**SHORT TASK**
Write out each line word for word. Drop pictures.
--------
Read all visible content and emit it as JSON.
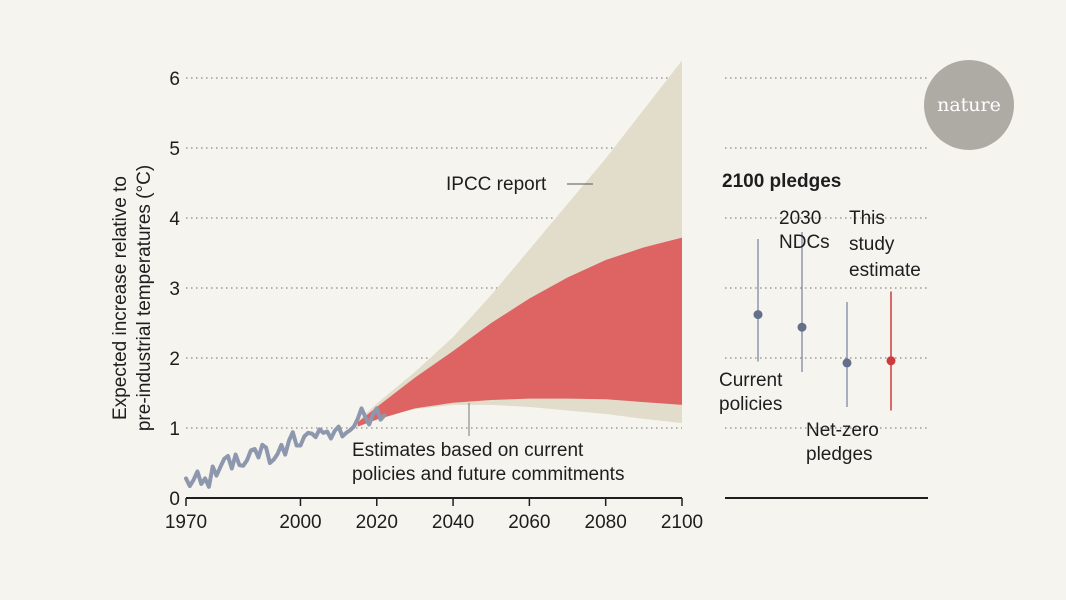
{
  "chart_data": {
    "type": "area",
    "ylabel_line1": "Expected increase relative to",
    "ylabel_line2": "pre-industrial temperatures (°C)",
    "xlim": [
      1970,
      2100
    ],
    "ylim": [
      0,
      6
    ],
    "x_ticks": [
      "1970",
      "2000",
      "2020",
      "2040",
      "2060",
      "2080",
      "2100"
    ],
    "y_ticks": [
      "0",
      "1",
      "2",
      "3",
      "4",
      "5",
      "6"
    ],
    "annotations": {
      "ipcc": "IPCC report",
      "estimates_line1": "Estimates based on current",
      "estimates_line2": "policies and future commitments"
    },
    "series": [
      {
        "name": "Observed temperature",
        "x": [
          1970,
          1971,
          1972,
          1973,
          1974,
          1975,
          1976,
          1977,
          1978,
          1979,
          1980,
          1981,
          1982,
          1983,
          1984,
          1985,
          1986,
          1987,
          1988,
          1989,
          1990,
          1991,
          1992,
          1993,
          1994,
          1995,
          1996,
          1997,
          1998,
          1999,
          2000,
          2001,
          2002,
          2003,
          2004,
          2005,
          2006,
          2007,
          2008,
          2009,
          2010,
          2011,
          2012,
          2013,
          2014,
          2015,
          2016,
          2017,
          2018,
          2019,
          2020,
          2021,
          2022
        ],
        "values": [
          0.28,
          0.17,
          0.26,
          0.38,
          0.2,
          0.28,
          0.16,
          0.45,
          0.32,
          0.44,
          0.56,
          0.6,
          0.42,
          0.62,
          0.47,
          0.46,
          0.54,
          0.68,
          0.7,
          0.58,
          0.76,
          0.72,
          0.5,
          0.55,
          0.63,
          0.76,
          0.62,
          0.82,
          0.94,
          0.75,
          0.75,
          0.88,
          0.93,
          0.92,
          0.87,
          0.98,
          0.93,
          0.95,
          0.85,
          0.96,
          1.02,
          0.88,
          0.93,
          0.97,
          1.02,
          1.13,
          1.28,
          1.16,
          1.05,
          1.2,
          1.28,
          1.12,
          1.18
        ]
      },
      {
        "name": "IPCC report range",
        "x": [
          2015,
          2020,
          2030,
          2040,
          2050,
          2060,
          2070,
          2080,
          2090,
          2100
        ],
        "lower": [
          1.05,
          1.15,
          1.27,
          1.33,
          1.33,
          1.3,
          1.25,
          1.2,
          1.13,
          1.07
        ],
        "upper": [
          1.1,
          1.35,
          1.8,
          2.3,
          2.9,
          3.55,
          4.2,
          4.85,
          5.55,
          6.25
        ]
      },
      {
        "name": "Estimates based on current policies and future commitments",
        "x": [
          2015,
          2020,
          2030,
          2040,
          2050,
          2060,
          2070,
          2080,
          2090,
          2100
        ],
        "lower": [
          1.02,
          1.12,
          1.28,
          1.36,
          1.4,
          1.42,
          1.42,
          1.41,
          1.37,
          1.33
        ],
        "upper": [
          1.08,
          1.3,
          1.72,
          2.1,
          2.5,
          2.85,
          3.15,
          3.4,
          3.58,
          3.72
        ]
      }
    ],
    "pledges": {
      "title": "2100 pledges",
      "items": [
        {
          "name": "Current policies",
          "label_line1": "Current",
          "label_line2": "policies",
          "value": 2.62,
          "low": 1.95,
          "high": 3.7,
          "color": "#64708a"
        },
        {
          "name": "2030 NDCs",
          "label_line1": "2030",
          "label_line2": "NDCs",
          "value": 2.44,
          "low": 1.8,
          "high": 3.8,
          "color": "#64708a"
        },
        {
          "name": "Net-zero pledges",
          "label_line1": "Net-zero",
          "label_line2": "pledges",
          "value": 1.93,
          "low": 1.3,
          "high": 2.8,
          "color": "#64708a"
        },
        {
          "name": "This study estimate",
          "label_line1": "This",
          "label_line2": "study",
          "label_line3": "estimate",
          "value": 1.96,
          "low": 1.25,
          "high": 2.95,
          "color": "#cd3c3c"
        }
      ]
    }
  },
  "logo": {
    "text": "nature"
  },
  "colors": {
    "background": "#f6f4ef",
    "ipcc_band": "#e2ddca",
    "estimate_band": "#de6464",
    "observed_line": "#8d97ad",
    "logo_circle": "#aeaaa4"
  }
}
--------
**SOLUTION BELOW**
Read all visible content and emit it as JSON.
{
  "chart_data": {
    "type": "area",
    "ylabel_line1": "Expected increase relative to",
    "ylabel_line2": "pre-industrial temperatures (°C)",
    "xlim": [
      1970,
      2100
    ],
    "ylim": [
      0,
      6
    ],
    "x_ticks": [
      "1970",
      "2000",
      "2020",
      "2040",
      "2060",
      "2080",
      "2100"
    ],
    "y_ticks": [
      "0",
      "1",
      "2",
      "3",
      "4",
      "5",
      "6"
    ],
    "annotations": {
      "ipcc": "IPCC report",
      "estimates_line1": "Estimates based on current",
      "estimates_line2": "policies and future commitments"
    },
    "series": [
      {
        "name": "Observed temperature",
        "x": [
          1970,
          1971,
          1972,
          1973,
          1974,
          1975,
          1976,
          1977,
          1978,
          1979,
          1980,
          1981,
          1982,
          1983,
          1984,
          1985,
          1986,
          1987,
          1988,
          1989,
          1990,
          1991,
          1992,
          1993,
          1994,
          1995,
          1996,
          1997,
          1998,
          1999,
          2000,
          2001,
          2002,
          2003,
          2004,
          2005,
          2006,
          2007,
          2008,
          2009,
          2010,
          2011,
          2012,
          2013,
          2014,
          2015,
          2016,
          2017,
          2018,
          2019,
          2020,
          2021,
          2022
        ],
        "values": [
          0.28,
          0.17,
          0.26,
          0.38,
          0.2,
          0.28,
          0.16,
          0.45,
          0.32,
          0.44,
          0.56,
          0.6,
          0.42,
          0.62,
          0.47,
          0.46,
          0.54,
          0.68,
          0.7,
          0.58,
          0.76,
          0.72,
          0.5,
          0.55,
          0.63,
          0.76,
          0.62,
          0.82,
          0.94,
          0.75,
          0.75,
          0.88,
          0.93,
          0.92,
          0.87,
          0.98,
          0.93,
          0.95,
          0.85,
          0.96,
          1.02,
          0.88,
          0.93,
          0.97,
          1.02,
          1.13,
          1.28,
          1.16,
          1.05,
          1.2,
          1.28,
          1.12,
          1.18
        ]
      },
      {
        "name": "IPCC report range",
        "x": [
          2015,
          2020,
          2030,
          2040,
          2050,
          2060,
          2070,
          2080,
          2090,
          2100
        ],
        "lower": [
          1.05,
          1.15,
          1.27,
          1.33,
          1.33,
          1.3,
          1.25,
          1.2,
          1.13,
          1.07
        ],
        "upper": [
          1.1,
          1.35,
          1.8,
          2.3,
          2.9,
          3.55,
          4.2,
          4.85,
          5.55,
          6.25
        ]
      },
      {
        "name": "Estimates based on current policies and future commitments",
        "x": [
          2015,
          2020,
          2030,
          2040,
          2050,
          2060,
          2070,
          2080,
          2090,
          2100
        ],
        "lower": [
          1.02,
          1.12,
          1.28,
          1.36,
          1.4,
          1.42,
          1.42,
          1.41,
          1.37,
          1.33
        ],
        "upper": [
          1.08,
          1.3,
          1.72,
          2.1,
          2.5,
          2.85,
          3.15,
          3.4,
          3.58,
          3.72
        ]
      }
    ],
    "pledges": {
      "title": "2100 pledges",
      "items": [
        {
          "name": "Current policies",
          "label_line1": "Current",
          "label_line2": "policies",
          "value": 2.62,
          "low": 1.95,
          "high": 3.7,
          "color": "#64708a"
        },
        {
          "name": "2030 NDCs",
          "label_line1": "2030",
          "label_line2": "NDCs",
          "value": 2.44,
          "low": 1.8,
          "high": 3.8,
          "color": "#64708a"
        },
        {
          "name": "Net-zero pledges",
          "label_line1": "Net-zero",
          "label_line2": "pledges",
          "value": 1.93,
          "low": 1.3,
          "high": 2.8,
          "color": "#64708a"
        },
        {
          "name": "This study estimate",
          "label_line1": "This",
          "label_line2": "study",
          "label_line3": "estimate",
          "value": 1.96,
          "low": 1.25,
          "high": 2.95,
          "color": "#cd3c3c"
        }
      ]
    }
  },
  "logo": {
    "text": "nature"
  },
  "colors": {
    "background": "#f6f4ef",
    "ipcc_band": "#e2ddca",
    "estimate_band": "#de6464",
    "observed_line": "#8d97ad",
    "logo_circle": "#aeaaa4"
  }
}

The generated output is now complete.